■ GIVEN INSTRUCTION ■
Below is a listing to write out in full, exactly as given, without its pictures.

■ RECORD LIST ■
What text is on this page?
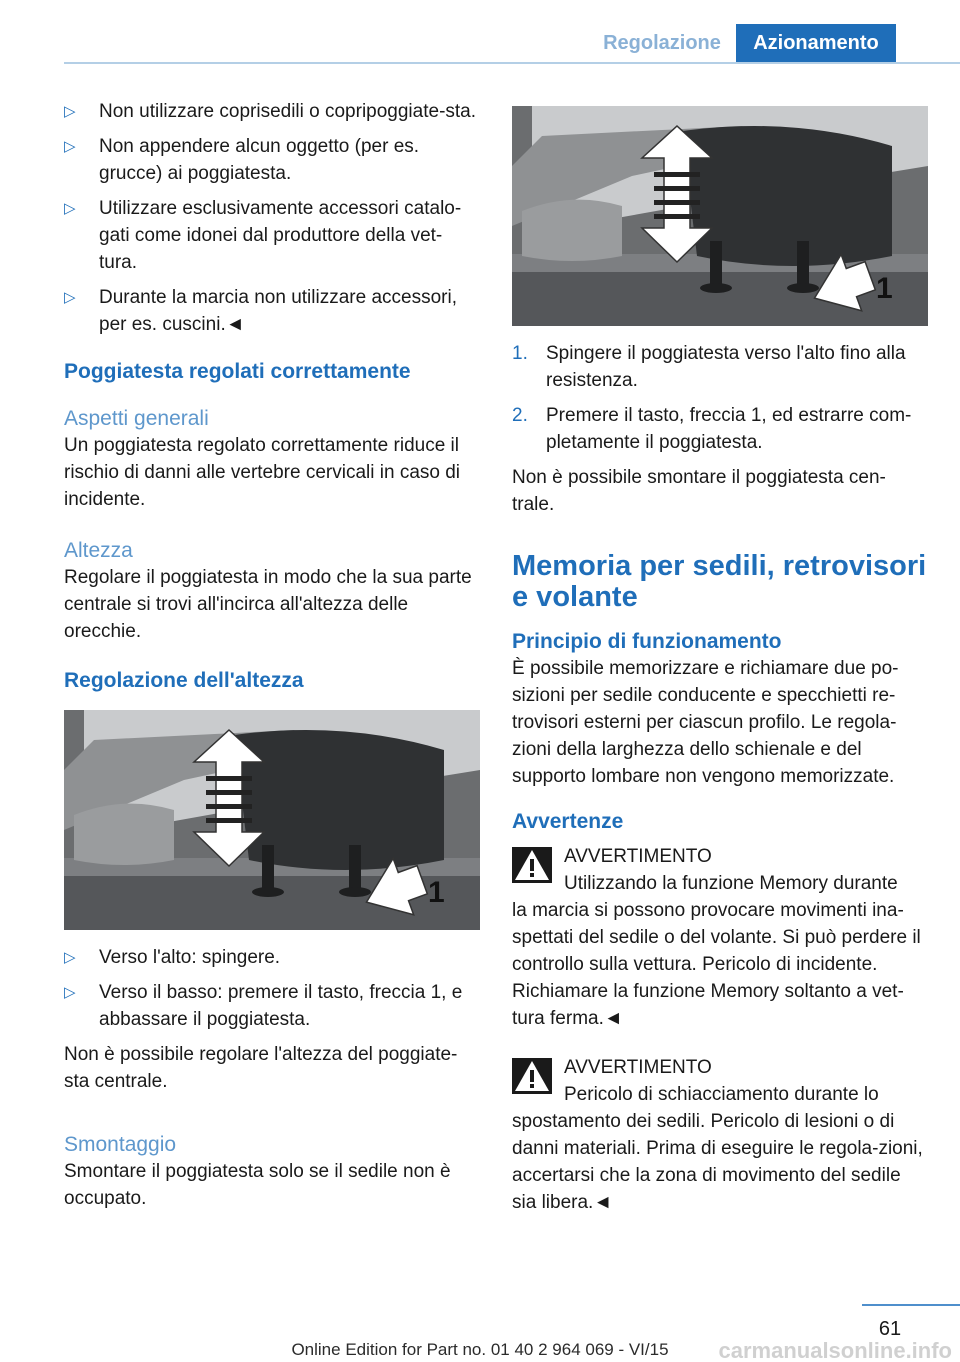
Regolazione	Azionamento
▷ Non utilizzare coprisedili o copripoggiate-sta.
▷ Non appendere alcun oggetto (per es. grucce) ai poggiatesta.
▷ Utilizzare esclusivamente accessori catalo-gati come idonei dal produttore della vet-tura.
▷ Durante la marcia non utilizzare accessori, per es. cuscini.◄
Poggiatesta regolati correttamente
Aspetti generali

Un poggiatesta regolato correttamente riduce il rischio di danni alle vertebre cervicali in caso di incidente.

Altezza

Regolare il poggiatesta in modo che la sua parte centrale si trovi all'incirca all'altezza delle orecchie.

Regolazione dell'altezza
1
▷ Verso l'alto: spingere.
▷ Verso il basso: premere il tasto, freccia 1, e abbassare il poggiatesta.

Non è possibile regolare l'altezza del poggiate-sta centrale.

Smontaggio

Smontare il poggiatesta solo se il sedile non è occupato.

1
1. Spingere il poggiatesta verso l'alto fino alla resistenza.
2. Premere il tasto, freccia 1, ed estrarre com-pletamente il poggiatesta.

Non è possibile smontare il poggiatesta cen-trale.

Memoria per sedili, retrovisori e volante
Principio di funzionamento

È possibile memorizzare e richiamare due po-sizioni per sedile conducente e specchietti re-trovisori esterni per ciascun profilo. Le regola-zioni della larghezza dello schienale e del supporto lombare non vengono memorizzate.

Avvertenze
AVVERTIMENTO

Utilizzando la funzione Memory durante
la marcia si possono provocare movimenti ina-spettati del sedile o del volante. Si può perdere il controllo sulla vettura. Pericolo di incidente. Richiamare la funzione Memory soltanto a vet-tura ferma.◄

AVVERTIMENTO

Pericolo di schiacciamento durante lo
spostamento dei sedili. Pericolo di lesioni o di danni materiali. Prima di eseguire le regola-zioni, accertarsi che la zona di movimento del sedile sia libera.◄

61
Online Edition for Part no. 01 40 2 964 069 - VI/15	carmanualsonline.info
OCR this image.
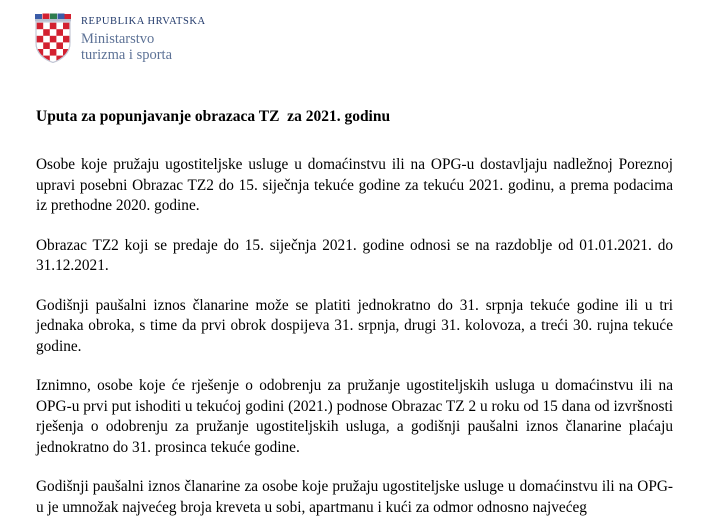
REPUBLIKA HRVATSKA
Ministarstvo
turizma i sporta
Uputa za popunjavanje obrazaca TZ  za 2021. godinu

Osobe koje pružaju ugostiteljske usluge u domaćinstvu ili na OPG-u dostavljaju nadležnoj Poreznoj upravi posebni Obrazac TZ2 do 15. siječnja tekuće godine za tekuću 2021. godinu, a prema podacima iz prethodne 2020. godine.

Obrazac TZ2 koji se predaje do 15. siječnja 2021. godine odnosi se na razdoblje od 01.01.2021. do 31.12.2021.

Godišnji paušalni iznos članarine može se platiti jednokratno do 31. srpnja tekuće godine ili u tri jednaka obroka, s time da prvi obrok dospijeva 31. srpnja, drugi 31. kolovoza, a treći 30. rujna tekuće godine.

Iznimno, osobe koje će rješenje o odobrenju za pružanje ugostiteljskih usluga u domaćinstvu ili na OPG-u prvi put ishoditi u tekućoj godini (2021.) podnose Obrazac TZ 2 u roku od 15 dana od izvršnosti rješenja o odobrenju za pružanje ugostiteljskih usluga, a godišnji paušalni iznos članarine plaćaju jednokratno do 31. prosinca tekuće godine.

Godišnji paušalni iznos članarine za osobe koje pružaju ugostiteljske usluge u domaćinstvu ili na OPG-u je umnožak najvećeg broja kreveta u sobi, apartmanu i kući za odmor odnosno najvećeg
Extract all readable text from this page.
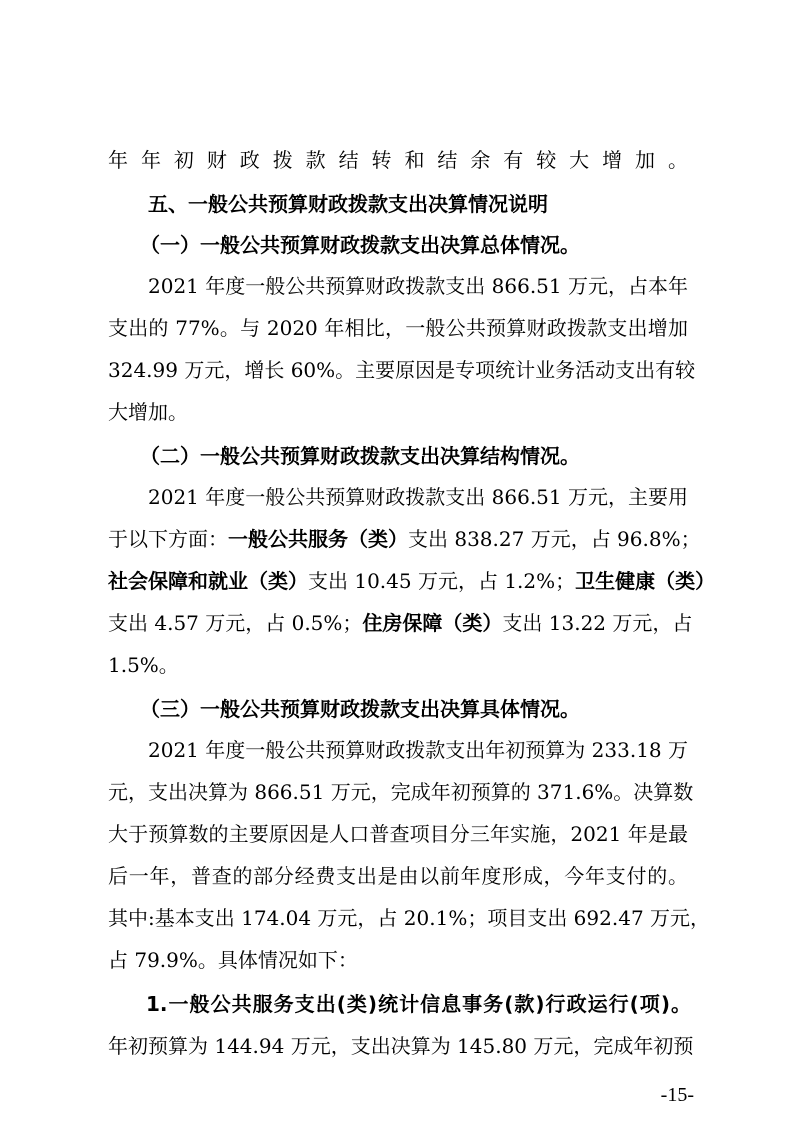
年年初财政拨款结转和结余有较大增加。
五、一般公共预算财政拨款支出决算情况说明
（一）一般公共预算财政拨款支出决算总体情况。
2021 年度一般公共预算财政拨款支出 866.51 万元，占本年
支出的 77%。与 2020 年相比，一般公共预算财政拨款支出增加
324.99 万元，增长 60%。主要原因是专项统计业务活动支出有较
大增加。
（二）一般公共预算财政拨款支出决算结构情况。
2021 年度一般公共预算财政拨款支出 866.51 万元，主要用
于以下方面：一般公共服务（类）支出 838.27 万元，占 96.8%；
社会保障和就业（类）支出 10.45 万元，占 1.2%；卫生健康（类）
支出 4.57 万元，占 0.5%；住房保障（类）支出 13.22 万元，占
1.5%。
（三）一般公共预算财政拨款支出决算具体情况。
2021 年度一般公共预算财政拨款支出年初预算为 233.18 万
元，支出决算为 866.51 万元，完成年初预算的 371.6%。决算数
大于预算数的主要原因是人口普查项目分三年实施，2021 年是最
后一年，普查的部分经费支出是由以前年度形成，今年支付的。
其中:基本支出 174.04 万元，占 20.1%；项目支出 692.47 万元，
占 79.9%。具体情况如下：
1.一般公共服务支出(类)统计信息事务(款)行政运行(项)。
年初预算为 144.94 万元，支出决算为 145.80 万元，完成年初预
-15-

■ THE SOLUTION ■
What text is on this page?
Regolazione	Azionamento
▷ Non utilizzare coprisedili o copripoggiate-sta.
▷ Non appendere alcun oggetto (per es. grucce) ai poggiatesta.
▷ Utilizzare esclusivamente accessori catalo-gati come idonei dal produttore della vet-tura.
▷ Durante la marcia non utilizzare accessori, per es. cuscini.◄
Poggiatesta regolati correttamente
Aspetti generali

Un poggiatesta regolato correttamente riduce il rischio di danni alle vertebre cervicali in caso di incidente.

Altezza

Regolare il poggiatesta in modo che la sua parte centrale si trovi all'incirca all'altezza delle orecchie.

Regolazione dell'altezza
1
▷ Verso l'alto: spingere.
▷ Verso il basso: premere il tasto, freccia 1, e abbassare il poggiatesta.

Non è possibile regolare l'altezza del poggiate-sta centrale.

Smontaggio

Smontare il poggiatesta solo se il sedile non è occupato.

1
1. Spingere il poggiatesta verso l'alto fino alla resistenza.
2. Premere il tasto, freccia 1, ed estrarre com-pletamente il poggiatesta.

Non è possibile smontare il poggiatesta cen-trale.

Memoria per sedili, retrovisori e volante
Principio di funzionamento

È possibile memorizzare e richiamare due po-sizioni per sedile conducente e specchietti re-trovisori esterni per ciascun profilo. Le regola-zioni della larghezza dello schienale e del supporto lombare non vengono memorizzate.

Avvertenze
AVVERTIMENTO

Utilizzando la funzione Memory durante
la marcia si possono provocare movimenti ina-spettati del sedile o del volante. Si può perdere il controllo sulla vettura. Pericolo di incidente. Richiamare la funzione Memory soltanto a vet-tura ferma.◄

AVVERTIMENTO

Pericolo di schiacciamento durante lo
spostamento dei sedili. Pericolo di lesioni o di danni materiali. Prima di eseguire le regola-zioni, accertarsi che la zona di movimento del sedile sia libera.◄

61
Online Edition for Part no. 01 40 2 964 069 - VI/15	carmanualsonline.info
OCR this image.
REPUBLIKA HRVATSKA
Ministarstvo
turizma i sporta
Uputa za popunjavanje obrazaca TZ  za 2021. godinu

Osobe koje pružaju ugostiteljske usluge u domaćinstvu ili na OPG-u dostavljaju nadležnoj Poreznoj upravi posebni Obrazac TZ2 do 15. siječnja tekuće godine za tekuću 2021. godinu, a prema podacima iz prethodne 2020. godine.

Obrazac TZ2 koji se predaje do 15. siječnja 2021. godine odnosi se na razdoblje od 01.01.2021. do 31.12.2021.

Godišnji paušalni iznos članarine može se platiti jednokratno do 31. srpnja tekuće godine ili u tri jednaka obroka, s time da prvi obrok dospijeva 31. srpnja, drugi 31. kolovoza, a treći 30. rujna tekuće godine.

Iznimno, osobe koje će rješenje o odobrenju za pružanje ugostiteljskih usluga u domaćinstvu ili na OPG-u prvi put ishoditi u tekućoj godini (2021.) podnose Obrazac TZ 2 u roku od 15 dana od izvršnosti rješenja o odobrenju za pružanje ugostiteljskih usluga, a godišnji paušalni iznos članarine plaćaju jednokratno do 31. prosinca tekuće godine.

Godišnji paušalni iznos članarine za osobe koje pružaju ugostiteljske usluge u domaćinstvu ili na OPG-u je umnožak najvećeg broja kreveta u sobi, apartmanu i kući za odmor odnosno najvećeg
Extract all readable text from this page.
年年初财政拨款结转和结余有较大增加。
五、一般公共预算财政拨款支出决算情况说明
（一）一般公共预算财政拨款支出决算总体情况。
2021 年度一般公共预算财政拨款支出 866.51 万元，占本年
支出的 77%。与 2020 年相比，一般公共预算财政拨款支出增加
324.99 万元，增长 60%。主要原因是专项统计业务活动支出有较
大增加。
（二）一般公共预算财政拨款支出决算结构情况。
2021 年度一般公共预算财政拨款支出 866.51 万元，主要用
于以下方面：一般公共服务（类）支出 838.27 万元，占 96.8%；
社会保障和就业（类）支出 10.45 万元，占 1.2%；卫生健康（类）
支出 4.57 万元，占 0.5%；住房保障（类）支出 13.22 万元，占
1.5%。
（三）一般公共预算财政拨款支出决算具体情况。
2021 年度一般公共预算财政拨款支出年初预算为 233.18 万
元，支出决算为 866.51 万元，完成年初预算的 371.6%。决算数
大于预算数的主要原因是人口普查项目分三年实施，2021 年是最
后一年，普查的部分经费支出是由以前年度形成，今年支付的。
其中:基本支出 174.04 万元，占 20.1%；项目支出 692.47 万元，
占 79.9%。具体情况如下：
1.一般公共服务支出(类)统计信息事务(款)行政运行(项)。
年初预算为 144.94 万元，支出决算为 145.80 万元，完成年初预
-15-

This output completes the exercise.